**Problem details**
Gather every line holding the string "IBAN".
— Start The records —
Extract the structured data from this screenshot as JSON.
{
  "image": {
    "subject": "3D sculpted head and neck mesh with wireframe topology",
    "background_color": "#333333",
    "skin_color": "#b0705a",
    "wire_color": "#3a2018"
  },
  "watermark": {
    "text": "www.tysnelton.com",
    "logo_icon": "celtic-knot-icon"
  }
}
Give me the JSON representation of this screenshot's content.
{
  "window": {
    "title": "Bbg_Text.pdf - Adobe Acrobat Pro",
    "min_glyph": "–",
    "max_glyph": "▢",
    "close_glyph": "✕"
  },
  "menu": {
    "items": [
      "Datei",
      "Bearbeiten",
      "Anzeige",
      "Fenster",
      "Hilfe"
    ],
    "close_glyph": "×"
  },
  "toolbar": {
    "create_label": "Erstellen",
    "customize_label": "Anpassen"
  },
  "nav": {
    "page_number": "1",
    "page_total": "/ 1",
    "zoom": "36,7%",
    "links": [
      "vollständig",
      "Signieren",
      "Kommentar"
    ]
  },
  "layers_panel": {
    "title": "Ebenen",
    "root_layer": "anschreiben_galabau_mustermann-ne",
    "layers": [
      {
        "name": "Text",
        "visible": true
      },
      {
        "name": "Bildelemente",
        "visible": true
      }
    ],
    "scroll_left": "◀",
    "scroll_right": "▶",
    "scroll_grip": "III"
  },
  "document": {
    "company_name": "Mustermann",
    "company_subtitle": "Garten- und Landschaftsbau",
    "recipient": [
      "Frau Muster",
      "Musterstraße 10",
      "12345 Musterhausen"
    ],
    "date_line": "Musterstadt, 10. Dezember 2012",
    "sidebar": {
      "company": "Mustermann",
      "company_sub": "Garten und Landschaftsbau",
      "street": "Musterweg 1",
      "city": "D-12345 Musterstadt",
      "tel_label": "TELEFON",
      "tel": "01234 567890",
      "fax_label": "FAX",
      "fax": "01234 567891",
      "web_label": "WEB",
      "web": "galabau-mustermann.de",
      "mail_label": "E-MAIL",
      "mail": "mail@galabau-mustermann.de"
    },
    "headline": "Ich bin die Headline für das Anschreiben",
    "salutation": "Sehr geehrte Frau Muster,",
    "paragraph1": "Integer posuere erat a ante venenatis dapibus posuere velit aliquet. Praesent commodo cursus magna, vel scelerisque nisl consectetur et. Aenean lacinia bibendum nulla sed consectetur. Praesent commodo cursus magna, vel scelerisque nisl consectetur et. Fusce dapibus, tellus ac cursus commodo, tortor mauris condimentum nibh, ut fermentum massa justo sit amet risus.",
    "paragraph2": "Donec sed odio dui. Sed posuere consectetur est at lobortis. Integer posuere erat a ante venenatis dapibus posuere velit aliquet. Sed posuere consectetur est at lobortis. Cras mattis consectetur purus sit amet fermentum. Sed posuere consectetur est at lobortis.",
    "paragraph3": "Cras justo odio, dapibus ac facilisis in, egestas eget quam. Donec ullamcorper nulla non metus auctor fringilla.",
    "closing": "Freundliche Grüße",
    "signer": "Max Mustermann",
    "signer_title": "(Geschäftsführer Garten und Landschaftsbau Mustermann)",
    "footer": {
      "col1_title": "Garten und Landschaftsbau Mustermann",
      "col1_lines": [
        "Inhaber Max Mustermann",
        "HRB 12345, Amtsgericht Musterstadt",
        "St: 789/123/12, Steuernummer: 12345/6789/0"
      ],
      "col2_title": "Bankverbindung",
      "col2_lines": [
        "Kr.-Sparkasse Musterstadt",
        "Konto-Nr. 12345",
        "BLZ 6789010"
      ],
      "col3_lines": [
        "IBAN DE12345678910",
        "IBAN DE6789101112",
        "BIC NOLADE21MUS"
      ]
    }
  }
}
— End The records —
— Start The records —
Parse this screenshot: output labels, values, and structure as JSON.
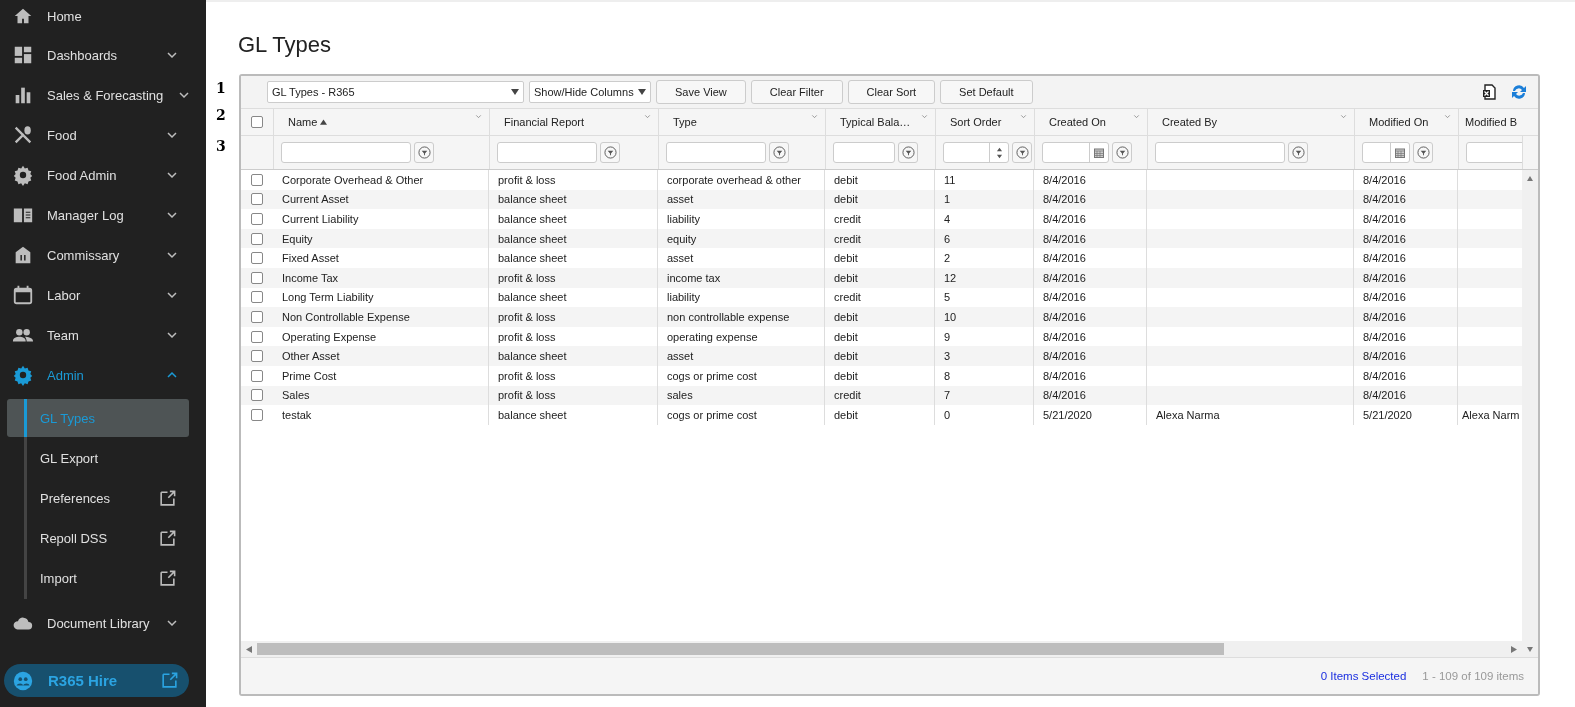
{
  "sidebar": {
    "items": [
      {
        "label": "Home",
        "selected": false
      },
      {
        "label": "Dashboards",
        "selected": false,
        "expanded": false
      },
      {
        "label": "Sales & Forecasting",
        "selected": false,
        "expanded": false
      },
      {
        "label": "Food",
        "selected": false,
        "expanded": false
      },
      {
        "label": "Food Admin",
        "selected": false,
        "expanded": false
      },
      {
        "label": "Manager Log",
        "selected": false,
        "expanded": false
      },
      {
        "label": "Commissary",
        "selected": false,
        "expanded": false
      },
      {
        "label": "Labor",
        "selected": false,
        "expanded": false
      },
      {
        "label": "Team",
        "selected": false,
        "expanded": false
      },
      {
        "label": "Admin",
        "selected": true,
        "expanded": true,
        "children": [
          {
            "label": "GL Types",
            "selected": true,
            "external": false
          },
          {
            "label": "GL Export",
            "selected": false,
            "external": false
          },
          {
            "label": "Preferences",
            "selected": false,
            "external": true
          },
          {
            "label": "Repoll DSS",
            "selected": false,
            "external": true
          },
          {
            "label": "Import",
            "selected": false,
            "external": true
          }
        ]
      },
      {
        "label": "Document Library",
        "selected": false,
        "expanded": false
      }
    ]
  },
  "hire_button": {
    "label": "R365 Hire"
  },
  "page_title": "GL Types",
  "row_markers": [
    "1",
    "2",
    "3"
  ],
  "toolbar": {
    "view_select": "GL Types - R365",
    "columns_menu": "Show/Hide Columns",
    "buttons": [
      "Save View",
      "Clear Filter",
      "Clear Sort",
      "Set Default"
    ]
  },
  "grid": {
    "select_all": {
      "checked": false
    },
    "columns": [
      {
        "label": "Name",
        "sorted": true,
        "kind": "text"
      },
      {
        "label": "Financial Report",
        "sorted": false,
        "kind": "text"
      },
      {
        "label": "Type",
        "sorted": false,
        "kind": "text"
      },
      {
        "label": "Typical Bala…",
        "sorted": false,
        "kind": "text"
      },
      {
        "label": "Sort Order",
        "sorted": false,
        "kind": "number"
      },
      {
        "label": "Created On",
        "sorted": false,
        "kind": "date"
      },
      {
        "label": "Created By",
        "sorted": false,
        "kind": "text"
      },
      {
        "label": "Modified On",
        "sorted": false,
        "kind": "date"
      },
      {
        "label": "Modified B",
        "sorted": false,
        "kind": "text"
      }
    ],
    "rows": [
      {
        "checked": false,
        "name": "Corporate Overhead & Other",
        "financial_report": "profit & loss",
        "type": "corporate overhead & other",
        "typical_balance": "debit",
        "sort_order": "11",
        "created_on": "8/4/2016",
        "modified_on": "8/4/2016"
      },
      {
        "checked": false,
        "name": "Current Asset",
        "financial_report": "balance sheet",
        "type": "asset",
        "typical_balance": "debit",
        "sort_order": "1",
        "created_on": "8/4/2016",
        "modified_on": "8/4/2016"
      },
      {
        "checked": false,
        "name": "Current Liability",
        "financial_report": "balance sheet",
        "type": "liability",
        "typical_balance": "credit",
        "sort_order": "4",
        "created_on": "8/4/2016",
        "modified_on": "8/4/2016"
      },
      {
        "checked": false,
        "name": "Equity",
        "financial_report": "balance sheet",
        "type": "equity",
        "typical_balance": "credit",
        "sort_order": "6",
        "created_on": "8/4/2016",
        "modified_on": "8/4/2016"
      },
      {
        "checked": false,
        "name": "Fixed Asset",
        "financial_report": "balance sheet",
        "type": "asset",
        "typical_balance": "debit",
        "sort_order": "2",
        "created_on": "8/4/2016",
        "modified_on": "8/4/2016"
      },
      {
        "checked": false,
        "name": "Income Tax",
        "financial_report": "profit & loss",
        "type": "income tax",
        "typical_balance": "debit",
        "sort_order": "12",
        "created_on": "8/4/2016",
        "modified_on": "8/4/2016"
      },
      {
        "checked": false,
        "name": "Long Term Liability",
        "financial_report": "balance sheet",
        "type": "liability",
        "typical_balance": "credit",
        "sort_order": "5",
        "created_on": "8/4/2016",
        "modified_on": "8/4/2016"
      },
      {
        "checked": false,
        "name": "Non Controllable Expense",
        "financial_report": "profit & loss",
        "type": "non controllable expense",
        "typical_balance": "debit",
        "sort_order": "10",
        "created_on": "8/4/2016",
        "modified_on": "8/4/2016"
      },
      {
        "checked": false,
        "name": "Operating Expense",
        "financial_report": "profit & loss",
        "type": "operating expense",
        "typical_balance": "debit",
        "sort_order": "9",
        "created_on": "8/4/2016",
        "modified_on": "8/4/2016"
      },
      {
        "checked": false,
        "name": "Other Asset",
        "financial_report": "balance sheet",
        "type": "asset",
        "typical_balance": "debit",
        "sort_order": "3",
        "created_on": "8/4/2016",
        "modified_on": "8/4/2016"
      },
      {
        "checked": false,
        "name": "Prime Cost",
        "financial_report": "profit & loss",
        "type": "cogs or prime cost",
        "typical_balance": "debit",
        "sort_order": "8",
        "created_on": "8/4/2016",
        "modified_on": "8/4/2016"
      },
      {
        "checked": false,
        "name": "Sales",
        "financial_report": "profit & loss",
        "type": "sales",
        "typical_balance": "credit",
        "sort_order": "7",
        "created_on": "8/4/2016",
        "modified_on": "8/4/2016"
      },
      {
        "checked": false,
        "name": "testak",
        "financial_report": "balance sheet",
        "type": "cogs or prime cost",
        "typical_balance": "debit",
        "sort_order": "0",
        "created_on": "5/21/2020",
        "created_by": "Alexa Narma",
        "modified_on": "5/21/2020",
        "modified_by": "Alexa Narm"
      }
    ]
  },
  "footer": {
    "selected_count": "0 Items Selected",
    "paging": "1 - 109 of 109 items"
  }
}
— End The records —
**Finished exercise**
        "IBAN DE12345678910",
        "IBAN DE6789101112",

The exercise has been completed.